>>>

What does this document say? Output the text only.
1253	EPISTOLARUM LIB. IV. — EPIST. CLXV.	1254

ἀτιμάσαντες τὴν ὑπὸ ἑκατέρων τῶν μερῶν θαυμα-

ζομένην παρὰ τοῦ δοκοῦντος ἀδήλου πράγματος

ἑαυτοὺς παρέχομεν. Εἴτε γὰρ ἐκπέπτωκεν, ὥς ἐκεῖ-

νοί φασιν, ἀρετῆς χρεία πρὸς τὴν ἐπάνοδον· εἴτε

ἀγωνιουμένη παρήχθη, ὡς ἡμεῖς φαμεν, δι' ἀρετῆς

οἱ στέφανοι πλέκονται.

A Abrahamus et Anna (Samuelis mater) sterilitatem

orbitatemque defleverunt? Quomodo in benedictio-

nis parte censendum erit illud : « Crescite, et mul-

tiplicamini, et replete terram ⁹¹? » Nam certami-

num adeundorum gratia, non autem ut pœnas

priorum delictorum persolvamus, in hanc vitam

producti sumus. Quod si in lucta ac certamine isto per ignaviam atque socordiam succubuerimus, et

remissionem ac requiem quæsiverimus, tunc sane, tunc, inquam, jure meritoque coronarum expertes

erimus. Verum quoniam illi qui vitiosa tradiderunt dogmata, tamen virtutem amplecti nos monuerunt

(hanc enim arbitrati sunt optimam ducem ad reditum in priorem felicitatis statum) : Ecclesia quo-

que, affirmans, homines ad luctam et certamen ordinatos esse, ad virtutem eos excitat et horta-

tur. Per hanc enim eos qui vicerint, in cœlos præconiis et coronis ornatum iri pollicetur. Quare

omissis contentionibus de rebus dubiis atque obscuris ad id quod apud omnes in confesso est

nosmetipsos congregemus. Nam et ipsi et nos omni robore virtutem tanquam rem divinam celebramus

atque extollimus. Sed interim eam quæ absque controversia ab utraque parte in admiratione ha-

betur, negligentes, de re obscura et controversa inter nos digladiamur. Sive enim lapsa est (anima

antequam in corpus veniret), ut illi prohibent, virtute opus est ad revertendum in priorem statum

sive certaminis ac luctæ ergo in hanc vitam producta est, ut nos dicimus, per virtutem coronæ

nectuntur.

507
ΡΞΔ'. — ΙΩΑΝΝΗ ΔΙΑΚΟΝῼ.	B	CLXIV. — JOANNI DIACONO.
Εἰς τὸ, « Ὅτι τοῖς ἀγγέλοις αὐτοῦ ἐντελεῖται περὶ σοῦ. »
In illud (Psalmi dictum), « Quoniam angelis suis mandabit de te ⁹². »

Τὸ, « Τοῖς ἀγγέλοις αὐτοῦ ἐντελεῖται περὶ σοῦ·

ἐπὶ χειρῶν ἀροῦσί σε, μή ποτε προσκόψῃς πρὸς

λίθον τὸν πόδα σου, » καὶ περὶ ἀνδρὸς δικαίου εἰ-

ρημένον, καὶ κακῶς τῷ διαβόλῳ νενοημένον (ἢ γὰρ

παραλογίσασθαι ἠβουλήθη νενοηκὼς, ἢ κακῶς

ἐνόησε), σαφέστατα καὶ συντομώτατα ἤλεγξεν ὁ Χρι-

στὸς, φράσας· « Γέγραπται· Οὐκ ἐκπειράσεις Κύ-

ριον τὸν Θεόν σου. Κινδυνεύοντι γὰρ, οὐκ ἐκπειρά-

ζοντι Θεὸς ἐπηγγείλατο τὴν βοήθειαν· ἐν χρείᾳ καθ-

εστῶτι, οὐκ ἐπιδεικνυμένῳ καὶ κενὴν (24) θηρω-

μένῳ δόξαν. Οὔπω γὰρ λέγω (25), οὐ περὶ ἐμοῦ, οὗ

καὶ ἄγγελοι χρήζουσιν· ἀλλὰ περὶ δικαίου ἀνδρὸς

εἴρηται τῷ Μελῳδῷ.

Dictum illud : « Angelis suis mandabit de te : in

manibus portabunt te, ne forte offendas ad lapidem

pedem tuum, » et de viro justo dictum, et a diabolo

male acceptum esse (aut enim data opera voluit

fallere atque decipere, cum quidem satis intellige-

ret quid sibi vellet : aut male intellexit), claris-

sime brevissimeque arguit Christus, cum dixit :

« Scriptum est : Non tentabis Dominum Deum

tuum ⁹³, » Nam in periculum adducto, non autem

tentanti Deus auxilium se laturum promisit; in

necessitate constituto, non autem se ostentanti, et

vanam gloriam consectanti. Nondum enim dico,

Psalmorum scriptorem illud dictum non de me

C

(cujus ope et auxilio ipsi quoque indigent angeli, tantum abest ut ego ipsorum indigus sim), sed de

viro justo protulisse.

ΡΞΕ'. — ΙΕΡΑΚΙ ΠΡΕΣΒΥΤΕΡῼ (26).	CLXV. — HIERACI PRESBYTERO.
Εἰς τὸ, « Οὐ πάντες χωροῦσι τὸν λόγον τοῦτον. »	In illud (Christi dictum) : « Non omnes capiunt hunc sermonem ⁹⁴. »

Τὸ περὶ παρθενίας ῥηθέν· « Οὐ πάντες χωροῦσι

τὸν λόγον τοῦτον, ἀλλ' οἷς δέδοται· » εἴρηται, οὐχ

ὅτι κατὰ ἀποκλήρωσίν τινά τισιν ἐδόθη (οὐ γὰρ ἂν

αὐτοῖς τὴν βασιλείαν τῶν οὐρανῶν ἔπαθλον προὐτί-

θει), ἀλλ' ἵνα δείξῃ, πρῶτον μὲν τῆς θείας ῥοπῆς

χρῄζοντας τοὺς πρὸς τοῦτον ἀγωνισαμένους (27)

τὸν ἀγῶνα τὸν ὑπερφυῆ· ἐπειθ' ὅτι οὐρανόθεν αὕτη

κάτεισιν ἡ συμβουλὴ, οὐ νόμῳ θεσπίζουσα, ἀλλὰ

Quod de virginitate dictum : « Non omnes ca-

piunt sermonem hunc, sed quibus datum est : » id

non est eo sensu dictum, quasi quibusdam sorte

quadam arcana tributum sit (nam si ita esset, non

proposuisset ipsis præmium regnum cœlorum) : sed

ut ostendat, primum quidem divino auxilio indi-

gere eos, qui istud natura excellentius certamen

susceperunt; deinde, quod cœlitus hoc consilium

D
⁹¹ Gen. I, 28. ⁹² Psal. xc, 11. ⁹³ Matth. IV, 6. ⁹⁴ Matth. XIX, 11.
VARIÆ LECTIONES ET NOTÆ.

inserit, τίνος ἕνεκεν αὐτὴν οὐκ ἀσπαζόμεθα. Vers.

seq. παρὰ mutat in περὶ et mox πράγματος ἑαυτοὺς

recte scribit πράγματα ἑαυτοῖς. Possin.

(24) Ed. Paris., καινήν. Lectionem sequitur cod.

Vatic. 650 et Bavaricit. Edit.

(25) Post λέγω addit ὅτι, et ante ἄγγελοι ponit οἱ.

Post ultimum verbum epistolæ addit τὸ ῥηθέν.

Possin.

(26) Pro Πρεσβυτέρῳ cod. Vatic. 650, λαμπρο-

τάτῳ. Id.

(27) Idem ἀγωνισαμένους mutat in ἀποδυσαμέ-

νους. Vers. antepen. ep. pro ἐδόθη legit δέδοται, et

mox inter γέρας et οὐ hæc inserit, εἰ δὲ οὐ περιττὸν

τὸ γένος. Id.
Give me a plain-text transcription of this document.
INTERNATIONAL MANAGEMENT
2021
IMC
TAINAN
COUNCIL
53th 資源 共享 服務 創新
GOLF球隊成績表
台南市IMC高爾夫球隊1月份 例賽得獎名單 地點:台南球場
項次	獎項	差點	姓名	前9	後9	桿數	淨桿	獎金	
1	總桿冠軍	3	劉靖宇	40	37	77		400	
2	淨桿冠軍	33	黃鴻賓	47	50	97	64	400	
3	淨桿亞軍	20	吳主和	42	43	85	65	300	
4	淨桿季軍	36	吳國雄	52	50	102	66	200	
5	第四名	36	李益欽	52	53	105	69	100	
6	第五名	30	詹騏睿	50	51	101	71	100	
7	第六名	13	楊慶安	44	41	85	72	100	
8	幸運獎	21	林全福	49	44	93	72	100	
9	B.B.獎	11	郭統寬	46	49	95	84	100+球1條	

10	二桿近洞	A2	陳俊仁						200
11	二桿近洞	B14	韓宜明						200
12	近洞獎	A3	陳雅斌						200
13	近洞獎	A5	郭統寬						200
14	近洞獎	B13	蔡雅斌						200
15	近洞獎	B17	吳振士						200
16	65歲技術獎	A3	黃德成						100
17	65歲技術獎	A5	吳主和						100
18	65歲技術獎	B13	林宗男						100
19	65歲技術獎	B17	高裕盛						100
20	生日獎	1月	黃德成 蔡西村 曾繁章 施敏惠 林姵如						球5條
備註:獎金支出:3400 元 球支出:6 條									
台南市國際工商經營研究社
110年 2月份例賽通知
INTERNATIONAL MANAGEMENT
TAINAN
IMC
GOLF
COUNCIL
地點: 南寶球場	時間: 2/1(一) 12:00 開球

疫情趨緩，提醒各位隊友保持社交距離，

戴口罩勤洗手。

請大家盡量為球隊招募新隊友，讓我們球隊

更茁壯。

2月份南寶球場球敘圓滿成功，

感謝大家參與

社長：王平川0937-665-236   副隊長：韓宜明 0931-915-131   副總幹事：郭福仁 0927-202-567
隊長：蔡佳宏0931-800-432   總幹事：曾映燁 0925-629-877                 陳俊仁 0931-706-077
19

<<<

Exercise goal: Return every line of the preceding records in which the word "certamen" appears.

Output below:
que, affirmans, homines ad luctam et certamen ordinatos esse, ad virtutem eos excitat et horta-
gere eos, qui istud natura excellentius certamen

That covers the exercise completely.